■ Figure dataset records

^^^^

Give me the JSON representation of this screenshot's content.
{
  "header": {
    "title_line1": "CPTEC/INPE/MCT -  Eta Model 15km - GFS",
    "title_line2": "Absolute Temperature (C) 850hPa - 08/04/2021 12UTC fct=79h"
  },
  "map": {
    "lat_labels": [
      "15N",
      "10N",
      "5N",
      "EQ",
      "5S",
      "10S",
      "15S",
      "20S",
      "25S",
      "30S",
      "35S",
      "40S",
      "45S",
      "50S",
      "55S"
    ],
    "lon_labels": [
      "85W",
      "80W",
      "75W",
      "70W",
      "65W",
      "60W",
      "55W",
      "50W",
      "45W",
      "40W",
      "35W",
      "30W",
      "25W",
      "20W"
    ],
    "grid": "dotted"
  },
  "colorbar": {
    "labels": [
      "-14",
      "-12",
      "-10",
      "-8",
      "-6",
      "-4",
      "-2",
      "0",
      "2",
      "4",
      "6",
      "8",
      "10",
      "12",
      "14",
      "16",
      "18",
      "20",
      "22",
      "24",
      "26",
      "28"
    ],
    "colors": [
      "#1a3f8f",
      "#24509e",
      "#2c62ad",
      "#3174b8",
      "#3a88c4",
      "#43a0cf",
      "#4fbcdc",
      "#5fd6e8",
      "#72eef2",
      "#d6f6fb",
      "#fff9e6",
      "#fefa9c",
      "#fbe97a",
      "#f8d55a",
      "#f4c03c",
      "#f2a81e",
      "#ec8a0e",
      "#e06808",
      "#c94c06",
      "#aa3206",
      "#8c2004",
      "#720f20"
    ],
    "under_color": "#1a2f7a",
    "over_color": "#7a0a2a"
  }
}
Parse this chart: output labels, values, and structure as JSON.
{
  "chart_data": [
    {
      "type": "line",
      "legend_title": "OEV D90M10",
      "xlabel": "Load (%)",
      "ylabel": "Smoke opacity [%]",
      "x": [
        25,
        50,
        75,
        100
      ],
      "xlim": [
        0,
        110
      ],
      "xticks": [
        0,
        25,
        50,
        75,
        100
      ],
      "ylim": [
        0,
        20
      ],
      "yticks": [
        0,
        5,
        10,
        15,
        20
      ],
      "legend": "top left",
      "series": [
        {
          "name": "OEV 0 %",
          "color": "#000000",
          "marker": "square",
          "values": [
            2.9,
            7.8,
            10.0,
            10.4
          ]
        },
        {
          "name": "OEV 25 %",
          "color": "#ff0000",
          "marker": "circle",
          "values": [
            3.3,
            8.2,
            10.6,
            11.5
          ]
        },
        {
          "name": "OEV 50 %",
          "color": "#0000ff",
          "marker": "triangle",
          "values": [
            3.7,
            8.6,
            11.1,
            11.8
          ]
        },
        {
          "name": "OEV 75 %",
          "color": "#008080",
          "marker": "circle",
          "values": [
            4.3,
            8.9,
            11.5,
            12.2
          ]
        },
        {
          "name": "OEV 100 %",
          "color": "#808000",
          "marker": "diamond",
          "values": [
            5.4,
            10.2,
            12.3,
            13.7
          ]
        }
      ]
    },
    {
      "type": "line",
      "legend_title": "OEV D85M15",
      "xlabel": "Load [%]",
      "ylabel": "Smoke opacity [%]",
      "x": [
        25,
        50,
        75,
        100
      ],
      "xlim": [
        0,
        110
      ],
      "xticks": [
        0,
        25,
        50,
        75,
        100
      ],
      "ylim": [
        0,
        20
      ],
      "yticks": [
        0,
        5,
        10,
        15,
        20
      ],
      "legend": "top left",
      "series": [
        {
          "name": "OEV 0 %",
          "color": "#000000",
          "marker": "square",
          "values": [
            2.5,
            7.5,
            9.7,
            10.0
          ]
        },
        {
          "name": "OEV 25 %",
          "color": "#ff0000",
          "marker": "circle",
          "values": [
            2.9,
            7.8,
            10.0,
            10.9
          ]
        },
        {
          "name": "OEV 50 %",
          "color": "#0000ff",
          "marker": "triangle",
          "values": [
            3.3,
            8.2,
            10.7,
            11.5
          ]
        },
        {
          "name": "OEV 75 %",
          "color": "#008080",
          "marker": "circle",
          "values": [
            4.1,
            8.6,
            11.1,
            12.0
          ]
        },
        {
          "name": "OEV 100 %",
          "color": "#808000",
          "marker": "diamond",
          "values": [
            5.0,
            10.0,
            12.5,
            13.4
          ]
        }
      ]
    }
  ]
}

^^^^

■ SHORT EXERCISE
Please quote the records above exactly, without skipping a line.

■ RESULT OF THIS TASK
Give me the JSON representation of this screenshot's content.
{
  "header": {
    "title_line1": "CPTEC/INPE/MCT -  Eta Model 15km - GFS",
    "title_line2": "Absolute Temperature (C) 850hPa - 08/04/2021 12UTC fct=79h"
  },
  "map": {
    "lat_labels": [
      "15N",
      "10N",
      "5N",
      "EQ",
      "5S",
      "10S",
      "15S",
      "20S",
      "25S",
      "30S",
      "35S",
      "40S",
      "45S",
      "50S",
      "55S"
    ],
    "lon_labels": [
      "85W",
      "80W",
      "75W",
      "70W",
      "65W",
      "60W",
      "55W",
      "50W",
      "45W",
      "40W",
      "35W",
      "30W",
      "25W",
      "20W"
    ],
    "grid": "dotted"
  },
  "colorbar": {
    "labels": [
      "-14",
      "-12",
      "-10",
      "-8",
      "-6",
      "-4",
      "-2",
      "0",
      "2",
      "4",
      "6",
      "8",
      "10",
      "12",
      "14",
      "16",
      "18",
      "20",
      "22",
      "24",
      "26",
      "28"
    ],
    "colors": [
      "#1a3f8f",
      "#24509e",
      "#2c62ad",
      "#3174b8",
      "#3a88c4",
      "#43a0cf",
      "#4fbcdc",
      "#5fd6e8",
      "#72eef2",
      "#d6f6fb",
      "#fff9e6",
      "#fefa9c",
      "#fbe97a",
      "#f8d55a",
      "#f4c03c",
      "#f2a81e",
      "#ec8a0e",
      "#e06808",
      "#c94c06",
      "#aa3206",
      "#8c2004",
      "#720f20"
    ],
    "under_color": "#1a2f7a",
    "over_color": "#7a0a2a"
  }
}
Parse this chart: output labels, values, and structure as JSON.
{
  "chart_data": [
    {
      "type": "line",
      "legend_title": "OEV D90M10",
      "xlabel": "Load (%)",
      "ylabel": "Smoke opacity [%]",
      "x": [
        25,
        50,
        75,
        100
      ],
      "xlim": [
        0,
        110
      ],
      "xticks": [
        0,
        25,
        50,
        75,
        100
      ],
      "ylim": [
        0,
        20
      ],
      "yticks": [
        0,
        5,
        10,
        15,
        20
      ],
      "legend": "top left",
      "series": [
        {
          "name": "OEV 0 %",
          "color": "#000000",
          "marker": "square",
          "values": [
            2.9,
            7.8,
            10.0,
            10.4
          ]
        },
        {
          "name": "OEV 25 %",
          "color": "#ff0000",
          "marker": "circle",
          "values": [
            3.3,
            8.2,
            10.6,
            11.5
          ]
        },
        {
          "name": "OEV 50 %",
          "color": "#0000ff",
          "marker": "triangle",
          "values": [
            3.7,
            8.6,
            11.1,
            11.8
          ]
        },
        {
          "name": "OEV 75 %",
          "color": "#008080",
          "marker": "circle",
          "values": [
            4.3,
            8.9,
            11.5,
            12.2
          ]
        },
        {
          "name": "OEV 100 %",
          "color": "#808000",
          "marker": "diamond",
          "values": [
            5.4,
            10.2,
            12.3,
            13.7
          ]
        }
      ]
    },
    {
      "type": "line",
      "legend_title": "OEV D85M15",
      "xlabel": "Load [%]",
      "ylabel": "Smoke opacity [%]",
      "x": [
        25,
        50,
        75,
        100
      ],
      "xlim": [
        0,
        110
      ],
      "xticks": [
        0,
        25,
        50,
        75,
        100
      ],
      "ylim": [
        0,
        20
      ],
      "yticks": [
        0,
        5,
        10,
        15,
        20
      ],
      "legend": "top left",
      "series": [
        {
          "name": "OEV 0 %",
          "color": "#000000",
          "marker": "square",
          "values": [
            2.5,
            7.5,
            9.7,
            10.0
          ]
        },
        {
          "name": "OEV 25 %",
          "color": "#ff0000",
          "marker": "circle",
          "values": [
            2.9,
            7.8,
            10.0,
            10.9
          ]
        },
        {
          "name": "OEV 50 %",
          "color": "#0000ff",
          "marker": "triangle",
          "values": [
            3.3,
            8.2,
            10.7,
            11.5
          ]
        },
        {
          "name": "OEV 75 %",
          "color": "#008080",
          "marker": "circle",
          "values": [
            4.1,
            8.6,
            11.1,
            12.0
          ]
        },
        {
          "name": "OEV 100 %",
          "color": "#808000",
          "marker": "diamond",
          "values": [
            5.0,
            10.0,
            12.5,
            13.4
          ]
        }
      ]
    }
  ]
}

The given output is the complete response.